▸ The exercise:
Below is a block of data; give all of it again word for word.

▸ Dataset records:

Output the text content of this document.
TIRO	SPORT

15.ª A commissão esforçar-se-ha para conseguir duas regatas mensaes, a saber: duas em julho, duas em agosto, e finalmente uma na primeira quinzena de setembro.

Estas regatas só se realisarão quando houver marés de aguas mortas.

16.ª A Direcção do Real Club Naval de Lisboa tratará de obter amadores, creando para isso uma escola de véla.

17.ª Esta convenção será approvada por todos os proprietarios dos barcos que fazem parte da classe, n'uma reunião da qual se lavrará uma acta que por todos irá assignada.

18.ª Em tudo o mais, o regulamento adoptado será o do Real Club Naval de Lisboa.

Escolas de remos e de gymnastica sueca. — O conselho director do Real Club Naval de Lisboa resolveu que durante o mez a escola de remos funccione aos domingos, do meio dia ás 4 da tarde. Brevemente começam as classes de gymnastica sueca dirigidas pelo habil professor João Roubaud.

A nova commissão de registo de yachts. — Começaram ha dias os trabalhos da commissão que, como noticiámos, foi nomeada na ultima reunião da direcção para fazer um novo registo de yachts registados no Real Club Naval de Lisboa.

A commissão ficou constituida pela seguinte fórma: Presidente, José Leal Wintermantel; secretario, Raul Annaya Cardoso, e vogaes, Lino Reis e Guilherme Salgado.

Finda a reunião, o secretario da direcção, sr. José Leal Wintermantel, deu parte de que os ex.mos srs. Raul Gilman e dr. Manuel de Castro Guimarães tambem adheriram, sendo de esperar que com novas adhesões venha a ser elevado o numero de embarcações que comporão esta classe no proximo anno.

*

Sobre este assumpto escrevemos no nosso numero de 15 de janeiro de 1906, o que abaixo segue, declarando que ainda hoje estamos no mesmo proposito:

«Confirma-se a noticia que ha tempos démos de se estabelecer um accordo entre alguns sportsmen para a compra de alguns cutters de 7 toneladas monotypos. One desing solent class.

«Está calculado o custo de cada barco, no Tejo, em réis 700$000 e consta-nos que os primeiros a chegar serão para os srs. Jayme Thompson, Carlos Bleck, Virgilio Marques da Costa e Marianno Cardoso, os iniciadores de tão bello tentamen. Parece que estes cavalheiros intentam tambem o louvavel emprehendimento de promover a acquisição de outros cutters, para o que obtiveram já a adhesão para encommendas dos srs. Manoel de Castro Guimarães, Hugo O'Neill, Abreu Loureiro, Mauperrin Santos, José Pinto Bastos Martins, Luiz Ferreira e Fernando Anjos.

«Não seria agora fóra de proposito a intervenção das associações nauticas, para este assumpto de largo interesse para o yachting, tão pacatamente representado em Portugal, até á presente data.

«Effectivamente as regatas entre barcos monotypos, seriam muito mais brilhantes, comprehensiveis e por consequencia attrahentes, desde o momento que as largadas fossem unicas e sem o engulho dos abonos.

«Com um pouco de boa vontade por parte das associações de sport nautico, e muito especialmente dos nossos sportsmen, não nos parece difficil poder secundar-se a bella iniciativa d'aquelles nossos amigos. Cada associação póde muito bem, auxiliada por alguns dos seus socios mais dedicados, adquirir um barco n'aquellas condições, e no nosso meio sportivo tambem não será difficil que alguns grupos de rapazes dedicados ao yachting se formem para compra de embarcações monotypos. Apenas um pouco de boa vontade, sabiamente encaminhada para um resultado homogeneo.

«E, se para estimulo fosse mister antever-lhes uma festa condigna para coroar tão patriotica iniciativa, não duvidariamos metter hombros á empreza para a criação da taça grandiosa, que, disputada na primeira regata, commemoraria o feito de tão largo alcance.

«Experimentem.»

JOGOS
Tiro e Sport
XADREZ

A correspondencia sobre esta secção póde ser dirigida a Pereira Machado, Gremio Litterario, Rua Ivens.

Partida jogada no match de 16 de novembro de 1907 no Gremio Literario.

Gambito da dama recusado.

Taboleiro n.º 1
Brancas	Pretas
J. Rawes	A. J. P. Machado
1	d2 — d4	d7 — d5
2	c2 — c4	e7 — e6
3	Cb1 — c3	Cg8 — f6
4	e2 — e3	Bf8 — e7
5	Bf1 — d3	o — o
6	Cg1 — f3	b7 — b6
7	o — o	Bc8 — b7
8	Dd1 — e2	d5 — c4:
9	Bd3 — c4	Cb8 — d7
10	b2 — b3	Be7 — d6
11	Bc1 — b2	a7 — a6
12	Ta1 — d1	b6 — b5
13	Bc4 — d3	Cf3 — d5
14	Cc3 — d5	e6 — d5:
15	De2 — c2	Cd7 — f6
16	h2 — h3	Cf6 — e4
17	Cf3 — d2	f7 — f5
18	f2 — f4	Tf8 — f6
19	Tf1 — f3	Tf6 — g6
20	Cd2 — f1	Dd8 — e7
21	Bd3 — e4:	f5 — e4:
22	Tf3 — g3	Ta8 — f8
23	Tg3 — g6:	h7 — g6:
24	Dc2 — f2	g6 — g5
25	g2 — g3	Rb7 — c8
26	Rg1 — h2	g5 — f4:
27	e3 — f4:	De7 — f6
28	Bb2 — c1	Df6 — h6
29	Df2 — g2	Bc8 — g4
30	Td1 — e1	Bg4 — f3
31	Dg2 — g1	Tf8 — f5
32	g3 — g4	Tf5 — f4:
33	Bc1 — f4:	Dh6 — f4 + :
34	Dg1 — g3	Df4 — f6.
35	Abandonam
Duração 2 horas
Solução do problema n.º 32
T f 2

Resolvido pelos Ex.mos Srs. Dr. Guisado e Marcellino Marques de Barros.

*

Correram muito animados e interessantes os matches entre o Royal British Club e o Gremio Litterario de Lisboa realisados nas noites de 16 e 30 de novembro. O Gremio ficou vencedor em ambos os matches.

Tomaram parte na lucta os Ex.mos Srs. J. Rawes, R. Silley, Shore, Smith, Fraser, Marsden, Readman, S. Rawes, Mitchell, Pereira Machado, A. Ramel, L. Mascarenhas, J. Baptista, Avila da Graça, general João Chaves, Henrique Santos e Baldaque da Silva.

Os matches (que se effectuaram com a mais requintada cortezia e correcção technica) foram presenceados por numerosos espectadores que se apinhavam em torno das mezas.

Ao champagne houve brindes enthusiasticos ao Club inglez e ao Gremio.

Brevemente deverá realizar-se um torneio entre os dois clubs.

▸ The response:
Output the text content of this document.
TIRO	SPORT

15.ª A commissão esforçar-se-ha para conseguir duas regatas mensaes, a saber: duas em julho, duas em agosto, e finalmente uma na primeira quinzena de setembro.

Estas regatas só se realisarão quando houver marés de aguas mortas.

16.ª A Direcção do Real Club Naval de Lisboa tratará de obter amadores, creando para isso uma escola de véla.

17.ª Esta convenção será approvada por todos os proprietarios dos barcos que fazem parte da classe, n'uma reunião da qual se lavrará uma acta que por todos irá assignada.

18.ª Em tudo o mais, o regulamento adoptado será o do Real Club Naval de Lisboa.

Escolas de remos e de gymnastica sueca. — O conselho director do Real Club Naval de Lisboa resolveu que durante o mez a escola de remos funccione aos domingos, do meio dia ás 4 da tarde. Brevemente começam as classes de gymnastica sueca dirigidas pelo habil professor João Roubaud.

A nova commissão de registo de yachts. — Começaram ha dias os trabalhos da commissão que, como noticiámos, foi nomeada na ultima reunião da direcção para fazer um novo registo de yachts registados no Real Club Naval de Lisboa.

A commissão ficou constituida pela seguinte fórma: Presidente, José Leal Wintermantel; secretario, Raul Annaya Cardoso, e vogaes, Lino Reis e Guilherme Salgado.

Finda a reunião, o secretario da direcção, sr. José Leal Wintermantel, deu parte de que os ex.mos srs. Raul Gilman e dr. Manuel de Castro Guimarães tambem adheriram, sendo de esperar que com novas adhesões venha a ser elevado o numero de embarcações que comporão esta classe no proximo anno.

*

Sobre este assumpto escrevemos no nosso numero de 15 de janeiro de 1906, o que abaixo segue, declarando que ainda hoje estamos no mesmo proposito:

«Confirma-se a noticia que ha tempos démos de se estabelecer um accordo entre alguns sportsmen para a compra de alguns cutters de 7 toneladas monotypos. One desing solent class.

«Está calculado o custo de cada barco, no Tejo, em réis 700$000 e consta-nos que os primeiros a chegar serão para os srs. Jayme Thompson, Carlos Bleck, Virgilio Marques da Costa e Marianno Cardoso, os iniciadores de tão bello tentamen. Parece que estes cavalheiros intentam tambem o louvavel emprehendimento de promover a acquisição de outros cutters, para o que obtiveram já a adhesão para encommendas dos srs. Manoel de Castro Guimarães, Hugo O'Neill, Abreu Loureiro, Mauperrin Santos, José Pinto Bastos Martins, Luiz Ferreira e Fernando Anjos.

«Não seria agora fóra de proposito a intervenção das associações nauticas, para este assumpto de largo interesse para o yachting, tão pacatamente representado em Portugal, até á presente data.

«Effectivamente as regatas entre barcos monotypos, seriam muito mais brilhantes, comprehensiveis e por consequencia attrahentes, desde o momento que as largadas fossem unicas e sem o engulho dos abonos.

«Com um pouco de boa vontade por parte das associações de sport nautico, e muito especialmente dos nossos sportsmen, não nos parece difficil poder secundar-se a bella iniciativa d'aquelles nossos amigos. Cada associação póde muito bem, auxiliada por alguns dos seus socios mais dedicados, adquirir um barco n'aquellas condições, e no nosso meio sportivo tambem não será difficil que alguns grupos de rapazes dedicados ao yachting se formem para compra de embarcações monotypos. Apenas um pouco de boa vontade, sabiamente encaminhada para um resultado homogeneo.

«E, se para estimulo fosse mister antever-lhes uma festa condigna para coroar tão patriotica iniciativa, não duvidariamos metter hombros á empreza para a criação da taça grandiosa, que, disputada na primeira regata, commemoraria o feito de tão largo alcance.

«Experimentem.»

JOGOS
Tiro e Sport
XADREZ

A correspondencia sobre esta secção póde ser dirigida a Pereira Machado, Gremio Litterario, Rua Ivens.

Partida jogada no match de 16 de novembro de 1907 no Gremio Literario.

Gambito da dama recusado.

Taboleiro n.º 1
Brancas	Pretas
J. Rawes	A. J. P. Machado
1	d2 — d4	d7 — d5
2	c2 — c4	e7 — e6
3	Cb1 — c3	Cg8 — f6
4	e2 — e3	Bf8 — e7
5	Bf1 — d3	o — o
6	Cg1 — f3	b7 — b6
7	o — o	Bc8 — b7
8	Dd1 — e2	d5 — c4:
9	Bd3 — c4	Cb8 — d7
10	b2 — b3	Be7 — d6
11	Bc1 — b2	a7 — a6
12	Ta1 — d1	b6 — b5
13	Bc4 — d3	Cf3 — d5
14	Cc3 — d5	e6 — d5:
15	De2 — c2	Cd7 — f6
16	h2 — h3	Cf6 — e4
17	Cf3 — d2	f7 — f5
18	f2 — f4	Tf8 — f6
19	Tf1 — f3	Tf6 — g6
20	Cd2 — f1	Dd8 — e7
21	Bd3 — e4:	f5 — e4:
22	Tf3 — g3	Ta8 — f8
23	Tg3 — g6:	h7 — g6:
24	Dc2 — f2	g6 — g5
25	g2 — g3	Rb7 — c8
26	Rg1 — h2	g5 — f4:
27	e3 — f4:	De7 — f6
28	Bb2 — c1	Df6 — h6
29	Df2 — g2	Bc8 — g4
30	Td1 — e1	Bg4 — f3
31	Dg2 — g1	Tf8 — f5
32	g3 — g4	Tf5 — f4:
33	Bc1 — f4:	Dh6 — f4 + :
34	Dg1 — g3	Df4 — f6.
35	Abandonam
Duração 2 horas
Solução do problema n.º 32
T f 2

Resolvido pelos Ex.mos Srs. Dr. Guisado e Marcellino Marques de Barros.

*

Correram muito animados e interessantes os matches entre o Royal British Club e o Gremio Litterario de Lisboa realisados nas noites de 16 e 30 de novembro. O Gremio ficou vencedor em ambos os matches.

Tomaram parte na lucta os Ex.mos Srs. J. Rawes, R. Silley, Shore, Smith, Fraser, Marsden, Readman, S. Rawes, Mitchell, Pereira Machado, A. Ramel, L. Mascarenhas, J. Baptista, Avila da Graça, general João Chaves, Henrique Santos e Baldaque da Silva.

Os matches (que se effectuaram com a mais requintada cortezia e correcção technica) foram presenceados por numerosos espectadores que se apinhavam em torno das mezas.

Ao champagne houve brindes enthusiasticos ao Club inglez e ao Gremio.

Brevemente deverá realizar-se um torneio entre os dois clubs.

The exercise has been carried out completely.